• [Short problem]: Word for word, set down the records and skip each picture.

• [Record list]:
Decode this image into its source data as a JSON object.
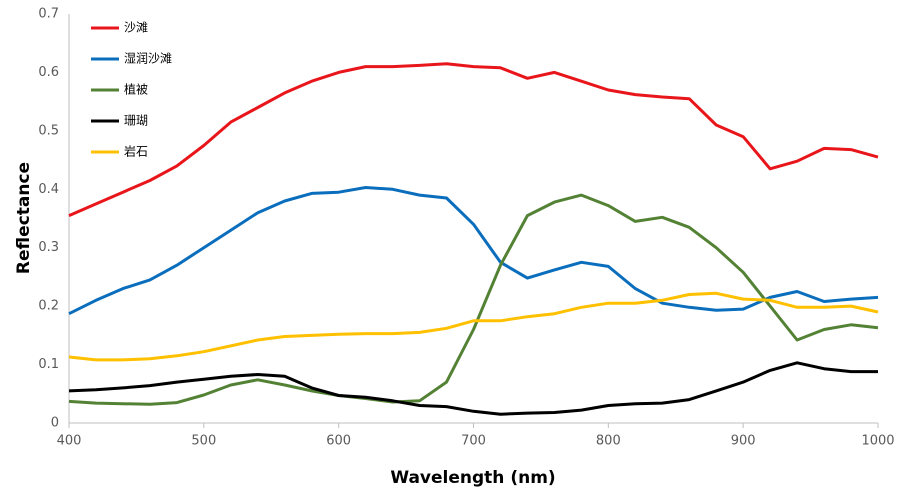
{
  "chart_data": {
    "type": "line",
    "xlabel": "Wavelength (nm)",
    "ylabel": "Reflectance",
    "x": [
      400,
      420,
      440,
      460,
      480,
      500,
      520,
      540,
      560,
      580,
      600,
      620,
      640,
      660,
      680,
      700,
      720,
      740,
      760,
      780,
      800,
      820,
      840,
      860,
      880,
      900,
      920,
      940,
      960,
      980,
      1000
    ],
    "series": [
      {
        "name": "沙滩",
        "color": "#e8161b",
        "values": [
          0.355,
          0.375,
          0.395,
          0.415,
          0.44,
          0.475,
          0.515,
          0.54,
          0.565,
          0.585,
          0.6,
          0.61,
          0.61,
          0.612,
          0.615,
          0.61,
          0.608,
          0.59,
          0.6,
          0.585,
          0.57,
          0.562,
          0.558,
          0.555,
          0.51,
          0.49,
          0.435,
          0.448,
          0.47,
          0.468,
          0.455
        ]
      },
      {
        "name": "湿润沙滩",
        "color": "#0a6ebd",
        "values": [
          0.187,
          0.21,
          0.23,
          0.245,
          0.27,
          0.3,
          0.33,
          0.36,
          0.38,
          0.393,
          0.395,
          0.403,
          0.4,
          0.39,
          0.385,
          0.34,
          0.275,
          0.248,
          0.262,
          0.275,
          0.268,
          0.23,
          0.205,
          0.198,
          0.193,
          0.195,
          0.215,
          0.225,
          0.208,
          0.212,
          0.215
        ]
      },
      {
        "name": "植被",
        "color": "#548235",
        "values": [
          0.037,
          0.034,
          0.033,
          0.032,
          0.035,
          0.048,
          0.065,
          0.074,
          0.065,
          0.055,
          0.047,
          0.042,
          0.036,
          0.038,
          0.07,
          0.16,
          0.27,
          0.355,
          0.378,
          0.39,
          0.372,
          0.345,
          0.352,
          0.335,
          0.3,
          0.258,
          0.2,
          0.142,
          0.16,
          0.168,
          0.163
        ]
      },
      {
        "name": "珊瑚",
        "color": "#000000",
        "values": [
          0.055,
          0.057,
          0.06,
          0.064,
          0.07,
          0.075,
          0.08,
          0.083,
          0.08,
          0.06,
          0.047,
          0.044,
          0.038,
          0.03,
          0.028,
          0.02,
          0.015,
          0.017,
          0.018,
          0.022,
          0.03,
          0.033,
          0.034,
          0.04,
          0.055,
          0.07,
          0.09,
          0.103,
          0.093,
          0.088,
          0.088
        ]
      },
      {
        "name": "岩石",
        "color": "#ffc000",
        "values": [
          0.113,
          0.108,
          0.108,
          0.11,
          0.115,
          0.122,
          0.132,
          0.142,
          0.148,
          0.15,
          0.152,
          0.153,
          0.153,
          0.155,
          0.162,
          0.175,
          0.175,
          0.182,
          0.187,
          0.198,
          0.205,
          0.205,
          0.21,
          0.22,
          0.222,
          0.212,
          0.21,
          0.198,
          0.198,
          0.2,
          0.19
        ]
      }
    ],
    "xlim": [
      400,
      1000
    ],
    "xticks": [
      400,
      500,
      600,
      700,
      800,
      900,
      1000
    ],
    "ylim": [
      0,
      0.7
    ],
    "yticks": [
      0,
      0.1,
      0.2,
      0.3,
      0.4,
      0.5,
      0.6,
      0.7
    ],
    "grid": false,
    "legend": "top-left"
  }
}
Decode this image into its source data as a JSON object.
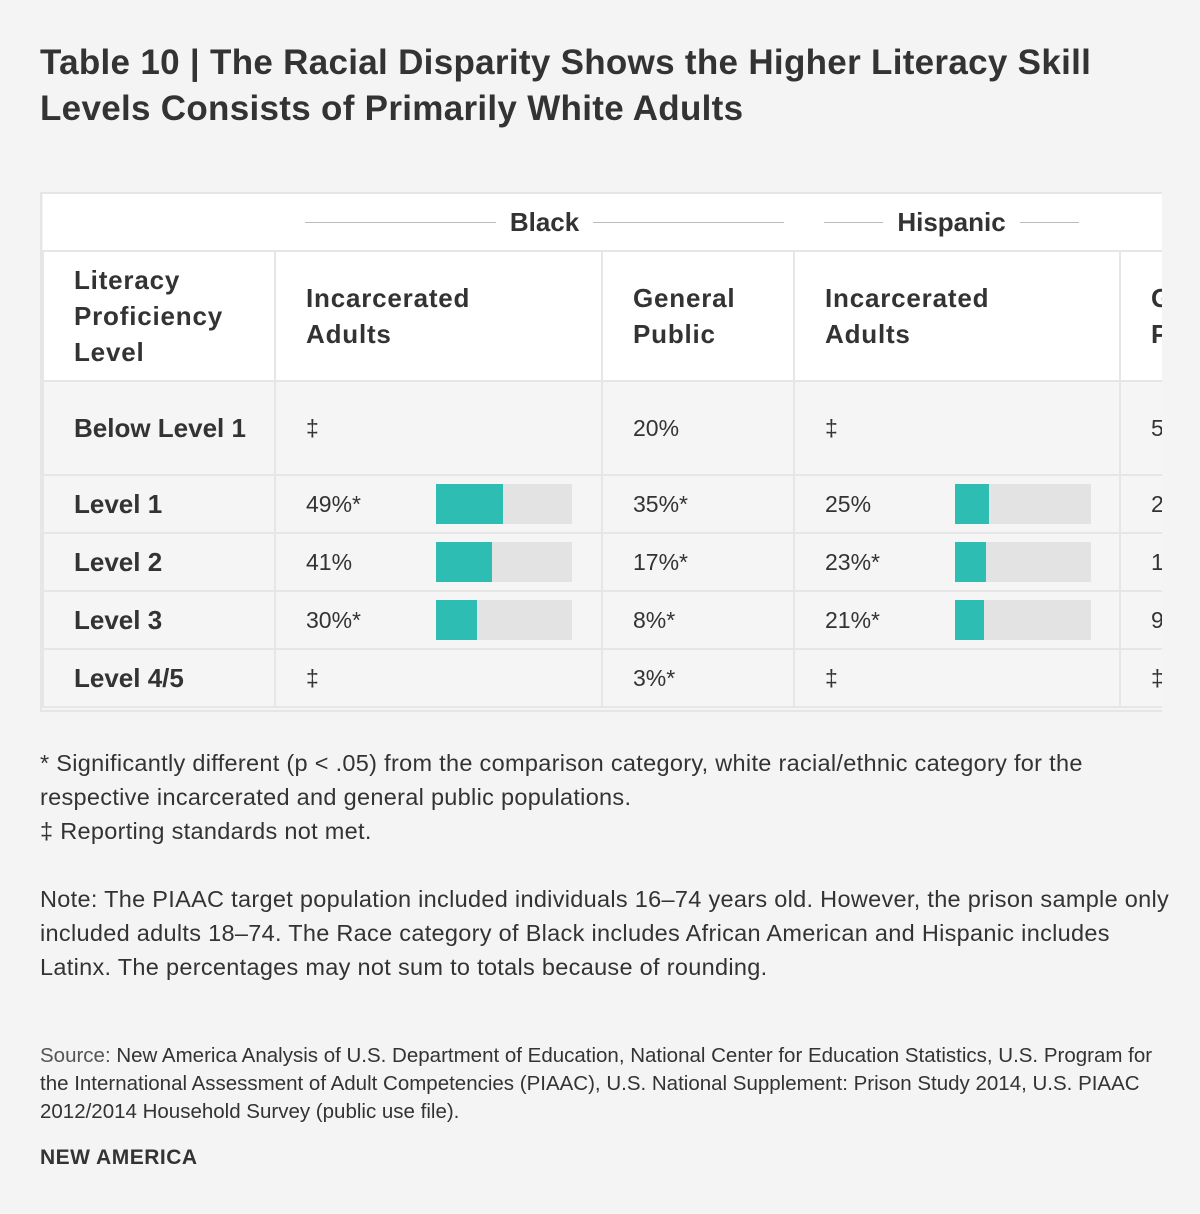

• [Task answer]:
Decode this image into its source data as a JSON object.
{
  "chart_data": {
    "type": "line",
    "xlabel": "Wavelength (nm)",
    "ylabel": "Reflectance",
    "x": [
      400,
      420,
      440,
      460,
      480,
      500,
      520,
      540,
      560,
      580,
      600,
      620,
      640,
      660,
      680,
      700,
      720,
      740,
      760,
      780,
      800,
      820,
      840,
      860,
      880,
      900,
      920,
      940,
      960,
      980,
      1000
    ],
    "series": [
      {
        "name": "沙滩",
        "color": "#e8161b",
        "values": [
          0.355,
          0.375,
          0.395,
          0.415,
          0.44,
          0.475,
          0.515,
          0.54,
          0.565,
          0.585,
          0.6,
          0.61,
          0.61,
          0.612,
          0.615,
          0.61,
          0.608,
          0.59,
          0.6,
          0.585,
          0.57,
          0.562,
          0.558,
          0.555,
          0.51,
          0.49,
          0.435,
          0.448,
          0.47,
          0.468,
          0.455
        ]
      },
      {
        "name": "湿润沙滩",
        "color": "#0a6ebd",
        "values": [
          0.187,
          0.21,
          0.23,
          0.245,
          0.27,
          0.3,
          0.33,
          0.36,
          0.38,
          0.393,
          0.395,
          0.403,
          0.4,
          0.39,
          0.385,
          0.34,
          0.275,
          0.248,
          0.262,
          0.275,
          0.268,
          0.23,
          0.205,
          0.198,
          0.193,
          0.195,
          0.215,
          0.225,
          0.208,
          0.212,
          0.215
        ]
      },
      {
        "name": "植被",
        "color": "#548235",
        "values": [
          0.037,
          0.034,
          0.033,
          0.032,
          0.035,
          0.048,
          0.065,
          0.074,
          0.065,
          0.055,
          0.047,
          0.042,
          0.036,
          0.038,
          0.07,
          0.16,
          0.27,
          0.355,
          0.378,
          0.39,
          0.372,
          0.345,
          0.352,
          0.335,
          0.3,
          0.258,
          0.2,
          0.142,
          0.16,
          0.168,
          0.163
        ]
      },
      {
        "name": "珊瑚",
        "color": "#000000",
        "values": [
          0.055,
          0.057,
          0.06,
          0.064,
          0.07,
          0.075,
          0.08,
          0.083,
          0.08,
          0.06,
          0.047,
          0.044,
          0.038,
          0.03,
          0.028,
          0.02,
          0.015,
          0.017,
          0.018,
          0.022,
          0.03,
          0.033,
          0.034,
          0.04,
          0.055,
          0.07,
          0.09,
          0.103,
          0.093,
          0.088,
          0.088
        ]
      },
      {
        "name": "岩石",
        "color": "#ffc000",
        "values": [
          0.113,
          0.108,
          0.108,
          0.11,
          0.115,
          0.122,
          0.132,
          0.142,
          0.148,
          0.15,
          0.152,
          0.153,
          0.153,
          0.155,
          0.162,
          0.175,
          0.175,
          0.182,
          0.187,
          0.198,
          0.205,
          0.205,
          0.21,
          0.22,
          0.222,
          0.212,
          0.21,
          0.198,
          0.198,
          0.2,
          0.19
        ]
      }
    ],
    "xlim": [
      400,
      1000
    ],
    "xticks": [
      400,
      500,
      600,
      700,
      800,
      900,
      1000
    ],
    "ylim": [
      0,
      0.7
    ],
    "yticks": [
      0,
      0.1,
      0.2,
      0.3,
      0.4,
      0.5,
      0.6,
      0.7
    ],
    "grid": false,
    "legend": "top-left"
  }
}
Decode this image into its source data as a JSON object.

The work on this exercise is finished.